§ **Aim**: Reproduce each of the lines word for word.

(Collected data entries)
++++++++
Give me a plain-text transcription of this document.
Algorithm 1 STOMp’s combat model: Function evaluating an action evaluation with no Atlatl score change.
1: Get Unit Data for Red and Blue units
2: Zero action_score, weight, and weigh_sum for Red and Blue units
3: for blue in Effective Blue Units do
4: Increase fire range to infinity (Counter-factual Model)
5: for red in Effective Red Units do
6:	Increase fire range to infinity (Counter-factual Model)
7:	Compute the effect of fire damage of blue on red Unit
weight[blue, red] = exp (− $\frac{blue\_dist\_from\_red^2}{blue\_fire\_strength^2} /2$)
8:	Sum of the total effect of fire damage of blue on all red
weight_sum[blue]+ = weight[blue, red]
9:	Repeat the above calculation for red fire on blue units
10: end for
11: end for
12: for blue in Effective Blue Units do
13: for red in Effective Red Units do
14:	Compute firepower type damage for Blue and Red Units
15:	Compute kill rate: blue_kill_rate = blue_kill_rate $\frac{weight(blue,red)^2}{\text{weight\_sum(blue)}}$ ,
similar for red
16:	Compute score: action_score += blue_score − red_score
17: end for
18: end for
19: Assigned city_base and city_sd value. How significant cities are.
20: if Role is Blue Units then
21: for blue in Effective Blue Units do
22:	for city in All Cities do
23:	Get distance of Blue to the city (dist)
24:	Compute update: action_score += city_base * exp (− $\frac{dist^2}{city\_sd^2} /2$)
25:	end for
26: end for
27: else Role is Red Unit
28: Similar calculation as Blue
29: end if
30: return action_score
++++++++
§ **Task solution**:
Give me a plain-text transcription of this document.
Algorithm 1 STOMp’s combat model: Function evaluating an action evaluation with no Atlatl score change.
1: Get Unit Data for Red and Blue units
2: Zero action_score, weight, and weigh_sum for Red and Blue units
3: for blue in Effective Blue Units do
4: Increase fire range to infinity (Counter-factual Model)
5: for red in Effective Red Units do
6:	Increase fire range to infinity (Counter-factual Model)
7:	Compute the effect of fire damage of blue on red Unit
weight[blue, red] = exp (− $\frac{blue\_dist\_from\_red^2}{blue\_fire\_strength^2} /2$)
8:	Sum of the total effect of fire damage of blue on all red
weight_sum[blue]+ = weight[blue, red]
9:	Repeat the above calculation for red fire on blue units
10: end for
11: end for
12: for blue in Effective Blue Units do
13: for red in Effective Red Units do
14:	Compute firepower type damage for Blue and Red Units
15:	Compute kill rate: blue_kill_rate = blue_kill_rate $\frac{weight(blue,red)^2}{\text{weight\_sum(blue)}}$ ,
similar for red
16:	Compute score: action_score += blue_score − red_score
17: end for
18: end for
19: Assigned city_base and city_sd value. How significant cities are.
20: if Role is Blue Units then
21: for blue in Effective Blue Units do
22:	for city in All Cities do
23:	Get distance of Blue to the city (dist)
24:	Compute update: action_score += city_base * exp (− $\frac{dist^2}{city\_sd^2} /2$)
25:	end for
26: end for
27: else Role is Red Unit
28: Similar calculation as Blue
29: end if
30: return action_score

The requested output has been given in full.